**Work to be completed**
Return the lines where the word "Matched" occurs.

>> START

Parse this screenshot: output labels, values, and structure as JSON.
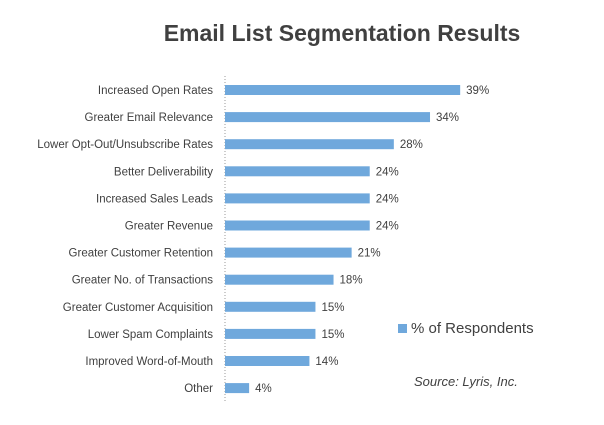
{
  "chart_data": {
    "type": "bar",
    "orientation": "horizontal",
    "title": "Email List Segmentation Results",
    "categories": [
      "Increased Open Rates",
      "Greater Email Relevance",
      "Lower Opt-Out/Unsubscribe Rates",
      "Better Deliverability",
      "Increased Sales Leads",
      "Greater Revenue",
      "Greater Customer Retention",
      "Greater No. of Transactions",
      "Greater Customer Acquisition",
      "Lower Spam Complaints",
      "Improved Word-of-Mouth",
      "Other"
    ],
    "series": [
      {
        "name": "% of Respondents",
        "values": [
          39,
          34,
          28,
          24,
          24,
          24,
          21,
          18,
          15,
          15,
          14,
          4
        ],
        "color": "#6fa8dc"
      }
    ],
    "value_labels": [
      "39%",
      "34%",
      "28%",
      "24%",
      "24%",
      "24%",
      "21%",
      "18%",
      "15%",
      "15%",
      "14%",
      "4%"
    ],
    "xlim": [
      0,
      40
    ],
    "grid": false,
    "legend": "right",
    "annotation": "Source: Lyris, Inc."
  }
}
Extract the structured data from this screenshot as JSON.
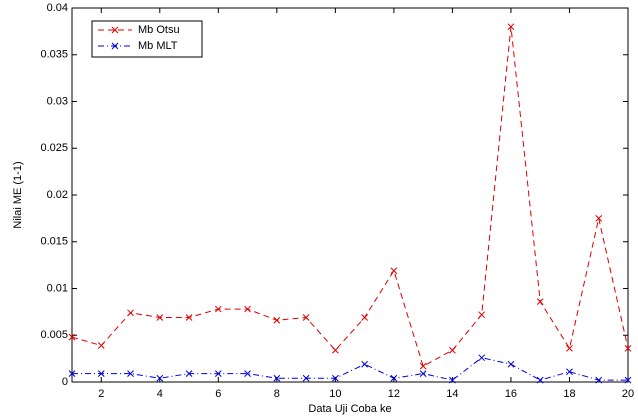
{
  "chart_data": {
    "type": "line",
    "x_label": "Data Uji Coba ke",
    "y_label": "Nilai ME (1-1)",
    "x": [
      1,
      2,
      3,
      4,
      5,
      6,
      7,
      8,
      9,
      10,
      11,
      12,
      13,
      14,
      15,
      16,
      17,
      18,
      19,
      20
    ],
    "series": [
      {
        "name": "Mb Otsu",
        "color": "#e00000",
        "dash": "6,4",
        "values": [
          0.0048,
          0.0039,
          0.0074,
          0.0069,
          0.0069,
          0.0078,
          0.0078,
          0.0066,
          0.0069,
          0.0034,
          0.0069,
          0.0119,
          0.0017,
          0.0034,
          0.0072,
          0.038,
          0.0086,
          0.0036,
          0.0175,
          0.0036
        ]
      },
      {
        "name": "Mb MLT",
        "color": "#0000e0",
        "dash": "6,3,1,3",
        "values": [
          0.0009,
          0.0009,
          0.0009,
          0.0004,
          0.0009,
          0.0009,
          0.0009,
          0.0004,
          0.0004,
          0.0004,
          0.0019,
          0.0004,
          0.0009,
          0.0002,
          0.0026,
          0.0019,
          0.0002,
          0.0011,
          0.0002,
          0.0002
        ]
      }
    ],
    "xlim": [
      1,
      20
    ],
    "xticks": [
      2,
      4,
      6,
      8,
      10,
      12,
      14,
      16,
      18,
      20
    ],
    "ylim": [
      0,
      0.04
    ],
    "yticks": [
      0,
      0.005,
      0.01,
      0.015,
      0.02,
      0.025,
      0.03,
      0.035,
      0.04
    ],
    "legend": "top-left",
    "grid": false
  }
}
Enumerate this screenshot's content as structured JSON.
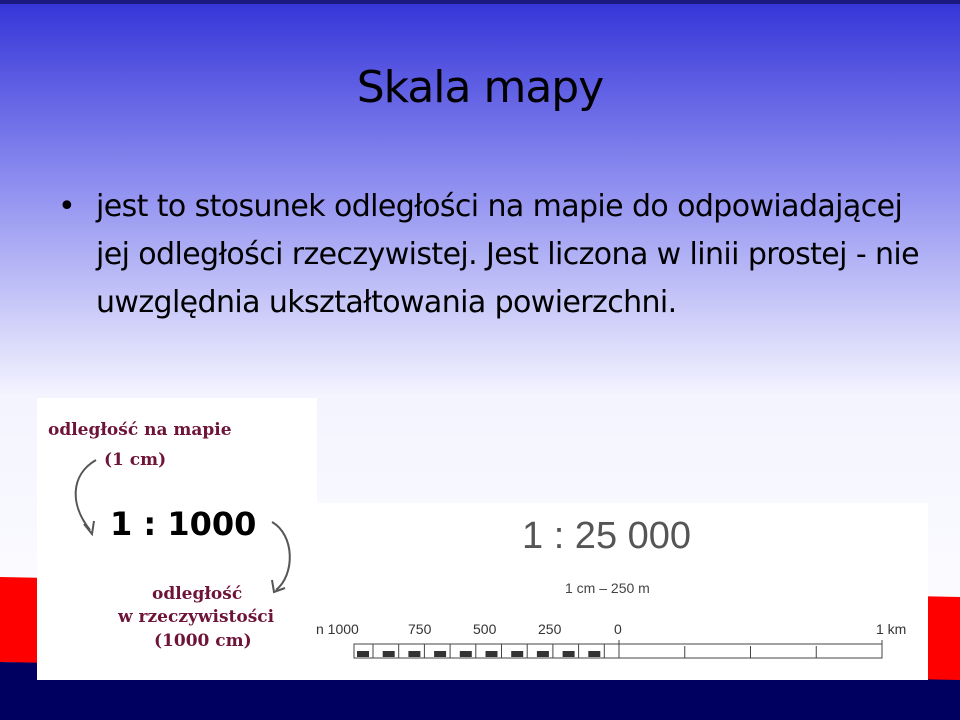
{
  "slide": {
    "title": "Skala mapy",
    "bullet": "jest to stosunek odległości na mapie do odpowiadającej jej odległości rzeczywistej. Jest liczona w linii prostej - nie uwzględnia ukształtowania powierzchni.",
    "bullet_marker": "•"
  },
  "diagram": {
    "map_distance_label": "odległość na mapie",
    "map_distance_value": "(1 cm)",
    "ratio": "1 : 1000",
    "real_distance_label_1": "odległość",
    "real_distance_label_2": "w rzeczywistości",
    "real_distance_value": "(1000 cm)"
  },
  "scale_image": {
    "ratio": "1 : 25 000",
    "equivalence": "1 cm – 250 m",
    "ticks": [
      "n 1000",
      "750",
      "500",
      "250",
      "0",
      "1 km"
    ]
  },
  "colors": {
    "top_blue": "#3a3ad8",
    "red": "#ff0000",
    "navy": "#000060",
    "maroon": "#6e1438"
  }
}
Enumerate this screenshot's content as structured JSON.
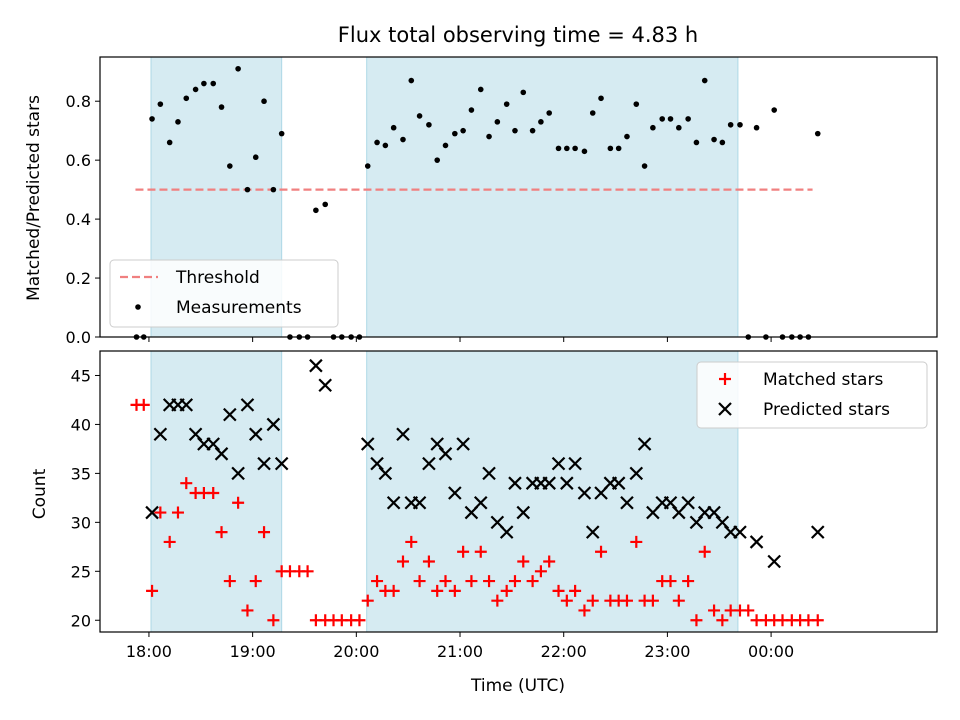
{
  "chart_data": [
    {
      "type": "scatter",
      "title": "Flux total observing time = 4.83 h",
      "ylabel": "Matched/Predicted stars",
      "ylim": [
        0,
        0.95
      ],
      "yticks": [
        "0.0",
        "0.2",
        "0.4",
        "0.6",
        "0.8"
      ],
      "ytick_values": [
        0,
        0.2,
        0.4,
        0.6,
        0.8
      ],
      "xlim": [
        -0.472,
        7.6
      ],
      "grid": false,
      "shaded_spans": [
        [
          0.02,
          1.28
        ],
        [
          2.1,
          5.68
        ]
      ],
      "shade_color": "#add8e6",
      "legend_location": "lower-left",
      "threshold": {
        "name": "Threshold",
        "value": 0.5,
        "x_range": [
          -0.13,
          6.4
        ],
        "color": "#f08080"
      },
      "series": [
        {
          "name": "Measurements",
          "marker": "dot",
          "color": "#000000",
          "x": [
            -0.12,
            -0.05,
            0.03,
            0.11,
            0.2,
            0.28,
            0.36,
            0.45,
            0.53,
            0.62,
            0.7,
            0.78,
            0.86,
            0.95,
            1.03,
            1.11,
            1.2,
            1.28,
            1.36,
            1.45,
            1.53,
            1.61,
            1.7,
            1.78,
            1.86,
            1.95,
            2.03,
            2.11,
            2.2,
            2.28,
            2.36,
            2.45,
            2.53,
            2.61,
            2.7,
            2.78,
            2.86,
            2.95,
            3.03,
            3.11,
            3.2,
            3.28,
            3.36,
            3.45,
            3.53,
            3.61,
            3.7,
            3.78,
            3.86,
            3.95,
            4.03,
            4.11,
            4.2,
            4.28,
            4.36,
            4.45,
            4.53,
            4.61,
            4.7,
            4.78,
            4.86,
            4.95,
            5.03,
            5.11,
            5.2,
            5.28,
            5.36,
            5.45,
            5.53,
            5.61,
            5.7,
            5.78,
            5.86,
            5.95,
            6.03,
            6.11,
            6.2,
            6.28,
            6.36,
            6.45
          ],
          "y": [
            0,
            0,
            0.74,
            0.79,
            0.66,
            0.73,
            0.81,
            0.84,
            0.86,
            0.86,
            0.78,
            0.58,
            0.91,
            0.5,
            0.61,
            0.8,
            0.5,
            0.69,
            0,
            0,
            0,
            0.43,
            0.45,
            0,
            0,
            0,
            0,
            0.58,
            0.66,
            0.65,
            0.71,
            0.67,
            0.87,
            0.75,
            0.72,
            0.6,
            0.65,
            0.69,
            0.7,
            0.77,
            0.84,
            0.68,
            0.73,
            0.79,
            0.7,
            0.83,
            0.7,
            0.73,
            0.76,
            0.64,
            0.64,
            0.64,
            0.63,
            0.76,
            0.81,
            0.64,
            0.64,
            0.68,
            0.79,
            0.58,
            0.71,
            0.74,
            0.74,
            0.71,
            0.74,
            0.66,
            0.87,
            0.67,
            0.66,
            0.72,
            0.72,
            0,
            0.71,
            0,
            0.77,
            0,
            0,
            0,
            0,
            0.69
          ]
        }
      ]
    },
    {
      "type": "scatter",
      "xlabel": "Time (UTC)",
      "ylabel": "Count",
      "ylim": [
        18.8,
        47.5
      ],
      "yticks": [
        "20",
        "25",
        "30",
        "35",
        "40",
        "45"
      ],
      "ytick_values": [
        20,
        25,
        30,
        35,
        40,
        45
      ],
      "xlim": [
        -0.472,
        7.6
      ],
      "xticks": [
        "18:00",
        "19:00",
        "20:00",
        "21:00",
        "22:00",
        "23:00",
        "00:00"
      ],
      "xtick_values": [
        0,
        1,
        2,
        3,
        4,
        5,
        6
      ],
      "grid": false,
      "shaded_spans": [
        [
          0.02,
          1.28
        ],
        [
          2.1,
          5.68
        ]
      ],
      "shade_color": "#add8e6",
      "legend_location": "upper-right",
      "series": [
        {
          "name": "Matched stars",
          "marker": "plus",
          "color": "#ff0000",
          "x": [
            -0.12,
            -0.05,
            0.03,
            0.11,
            0.2,
            0.28,
            0.36,
            0.45,
            0.53,
            0.62,
            0.7,
            0.78,
            0.86,
            0.95,
            1.03,
            1.11,
            1.2,
            1.28,
            1.36,
            1.45,
            1.53,
            1.61,
            1.7,
            1.78,
            1.86,
            1.95,
            2.03,
            2.11,
            2.2,
            2.28,
            2.36,
            2.45,
            2.53,
            2.61,
            2.7,
            2.78,
            2.86,
            2.95,
            3.03,
            3.11,
            3.2,
            3.28,
            3.36,
            3.45,
            3.53,
            3.61,
            3.7,
            3.78,
            3.86,
            3.95,
            4.03,
            4.11,
            4.2,
            4.28,
            4.36,
            4.45,
            4.53,
            4.61,
            4.7,
            4.78,
            4.86,
            4.95,
            5.03,
            5.11,
            5.2,
            5.28,
            5.36,
            5.45,
            5.53,
            5.61,
            5.7,
            5.78,
            5.86,
            5.95,
            6.03,
            6.11,
            6.2,
            6.28,
            6.36,
            6.45
          ],
          "y": [
            42,
            42,
            23,
            31,
            28,
            31,
            34,
            33,
            33,
            33,
            29,
            24,
            32,
            21,
            24,
            29,
            20,
            25,
            25,
            25,
            25,
            20,
            20,
            20,
            20,
            20,
            20,
            22,
            24,
            23,
            23,
            26,
            28,
            24,
            26,
            23,
            24,
            23,
            27,
            24,
            27,
            24,
            22,
            23,
            24,
            26,
            24,
            25,
            26,
            23,
            22,
            23,
            21,
            22,
            27,
            22,
            22,
            22,
            28,
            22,
            22,
            24,
            24,
            22,
            24,
            20,
            27,
            21,
            20,
            21,
            21,
            21,
            20,
            20,
            20,
            20,
            20,
            20,
            20,
            20
          ]
        },
        {
          "name": "Predicted stars",
          "marker": "x",
          "color": "#000000",
          "x": [
            0.03,
            0.11,
            0.2,
            0.28,
            0.36,
            0.45,
            0.53,
            0.62,
            0.7,
            0.78,
            0.86,
            0.95,
            1.03,
            1.11,
            1.2,
            1.28,
            1.61,
            1.7,
            2.11,
            2.2,
            2.28,
            2.36,
            2.45,
            2.53,
            2.61,
            2.7,
            2.78,
            2.86,
            2.95,
            3.03,
            3.11,
            3.2,
            3.28,
            3.36,
            3.45,
            3.53,
            3.61,
            3.7,
            3.78,
            3.86,
            3.95,
            4.03,
            4.11,
            4.2,
            4.28,
            4.36,
            4.45,
            4.53,
            4.61,
            4.7,
            4.78,
            4.86,
            4.95,
            5.03,
            5.11,
            5.2,
            5.28,
            5.36,
            5.45,
            5.53,
            5.61,
            5.7,
            5.86,
            6.03,
            6.45
          ],
          "y": [
            31,
            39,
            42,
            42,
            42,
            39,
            38,
            38,
            37,
            41,
            35,
            42,
            39,
            36,
            40,
            36,
            46,
            44,
            38,
            36,
            35,
            32,
            39,
            32,
            32,
            36,
            38,
            37,
            33,
            38,
            31,
            32,
            35,
            30,
            29,
            34,
            31,
            34,
            34,
            34,
            36,
            34,
            36,
            33,
            29,
            33,
            34,
            34,
            32,
            35,
            38,
            31,
            32,
            32,
            31,
            32,
            30,
            31,
            31,
            30,
            29,
            29,
            28,
            26,
            29
          ]
        }
      ]
    }
  ]
}
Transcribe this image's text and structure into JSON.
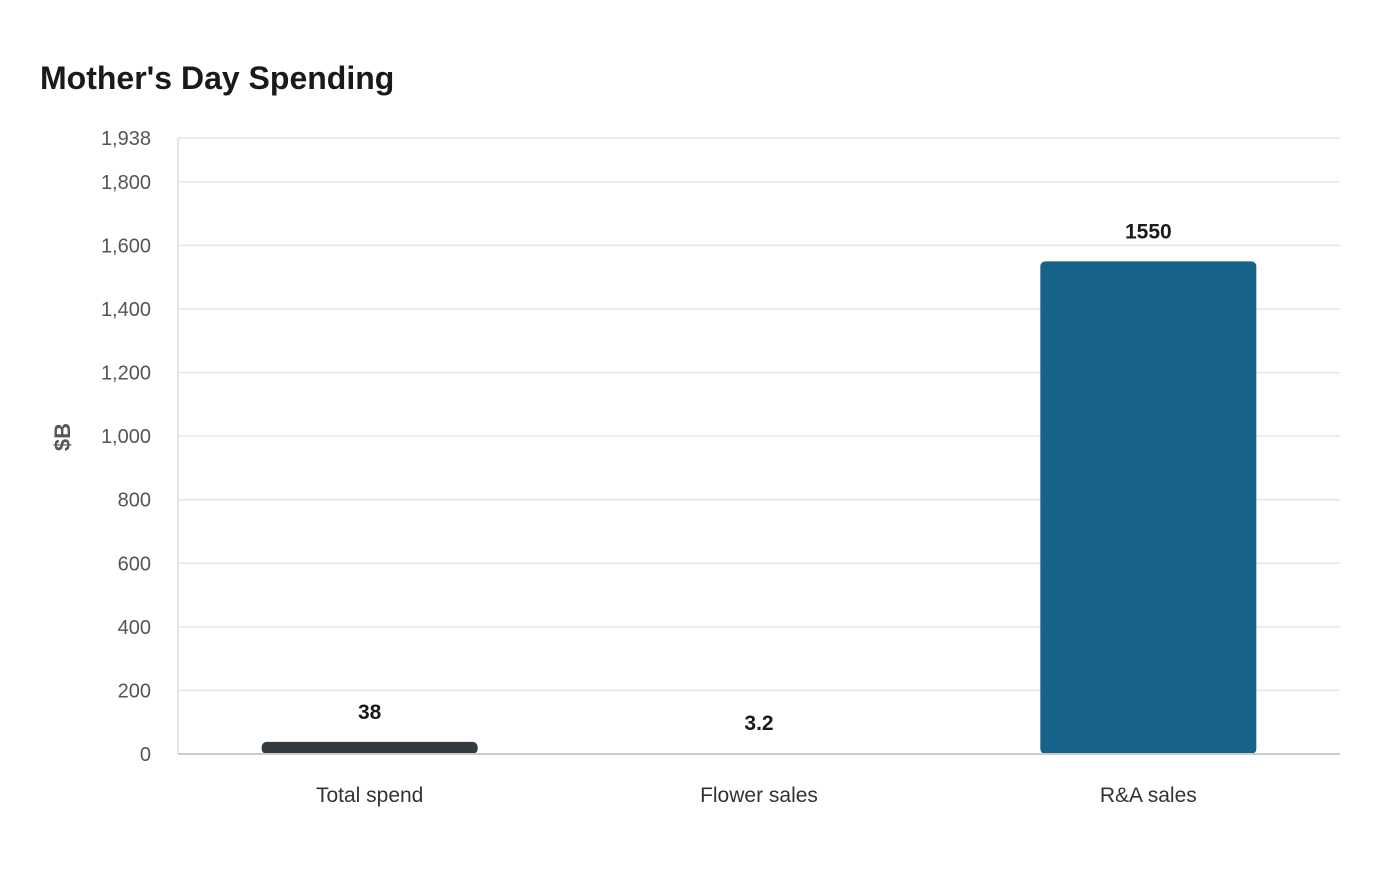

>> END

**Worked answer**
      "ylabel": "Matched/Predicted stars",
          "name": "Matched stars",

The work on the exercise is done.